**** Excerpted data

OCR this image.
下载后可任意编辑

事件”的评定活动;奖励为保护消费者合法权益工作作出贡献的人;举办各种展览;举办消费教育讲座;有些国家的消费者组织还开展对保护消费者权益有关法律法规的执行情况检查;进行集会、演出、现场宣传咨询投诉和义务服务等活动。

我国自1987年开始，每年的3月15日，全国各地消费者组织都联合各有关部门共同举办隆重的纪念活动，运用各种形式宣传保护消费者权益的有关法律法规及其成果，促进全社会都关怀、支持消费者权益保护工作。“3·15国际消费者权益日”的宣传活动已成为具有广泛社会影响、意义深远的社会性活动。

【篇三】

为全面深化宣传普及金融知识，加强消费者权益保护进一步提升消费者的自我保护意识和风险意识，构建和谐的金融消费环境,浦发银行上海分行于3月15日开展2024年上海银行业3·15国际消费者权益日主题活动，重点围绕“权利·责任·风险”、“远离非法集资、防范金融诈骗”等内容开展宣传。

********
**** Excerpted data

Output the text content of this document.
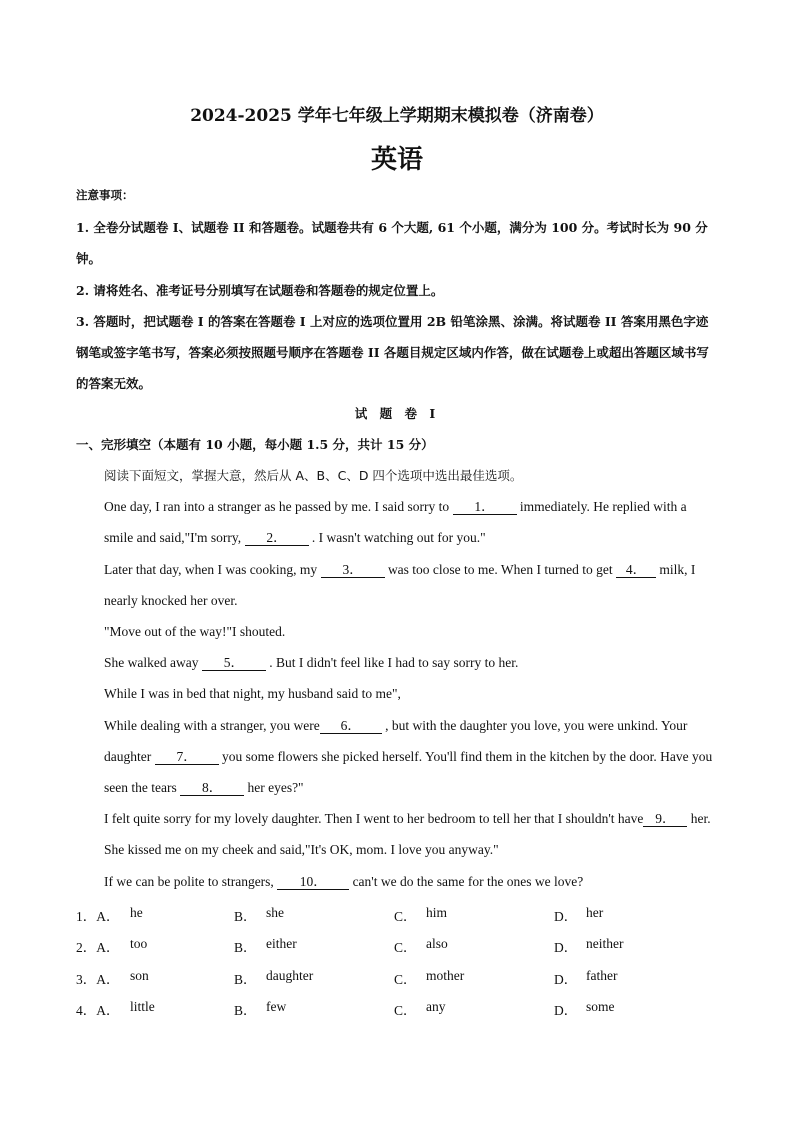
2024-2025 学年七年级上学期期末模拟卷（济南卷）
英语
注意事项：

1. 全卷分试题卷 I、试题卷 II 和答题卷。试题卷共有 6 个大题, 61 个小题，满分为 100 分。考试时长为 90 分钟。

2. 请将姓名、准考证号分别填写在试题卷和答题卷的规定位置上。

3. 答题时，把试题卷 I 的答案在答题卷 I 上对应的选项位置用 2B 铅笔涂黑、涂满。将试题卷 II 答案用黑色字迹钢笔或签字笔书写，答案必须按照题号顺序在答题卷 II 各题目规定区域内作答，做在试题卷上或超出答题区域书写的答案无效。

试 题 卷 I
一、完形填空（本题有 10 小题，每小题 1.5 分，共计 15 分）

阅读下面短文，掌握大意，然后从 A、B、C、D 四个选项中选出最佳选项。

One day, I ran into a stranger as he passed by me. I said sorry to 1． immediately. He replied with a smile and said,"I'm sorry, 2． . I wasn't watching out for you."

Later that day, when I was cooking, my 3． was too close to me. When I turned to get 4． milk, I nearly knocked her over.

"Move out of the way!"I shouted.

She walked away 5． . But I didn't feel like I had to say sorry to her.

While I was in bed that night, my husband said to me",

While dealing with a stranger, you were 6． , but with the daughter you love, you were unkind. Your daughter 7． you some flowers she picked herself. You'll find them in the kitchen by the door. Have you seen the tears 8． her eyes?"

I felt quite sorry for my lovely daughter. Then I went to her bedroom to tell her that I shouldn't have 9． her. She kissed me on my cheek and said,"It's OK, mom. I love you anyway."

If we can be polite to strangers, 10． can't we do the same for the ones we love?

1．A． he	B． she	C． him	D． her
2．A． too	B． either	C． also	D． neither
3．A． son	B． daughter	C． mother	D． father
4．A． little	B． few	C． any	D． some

********

#### [Your goal]
Gather up, from the records above, each line where the word "sorry" appears.

#### [Output for this exercise]
One day, I ran into a stranger as he passed by me. I said sorry to 1． immediately. He replied with a smile and said,"I'm sorry, 2． . I wasn't watching out for you."
She walked away 5． . But I didn't feel like I had to say sorry to her.
I felt quite sorry for my lovely daughter. Then I went to her bedroom to tell her that I shouldn't have 9． her. She kissed me on my cheek and said,"It's OK, mom. I love you anyway."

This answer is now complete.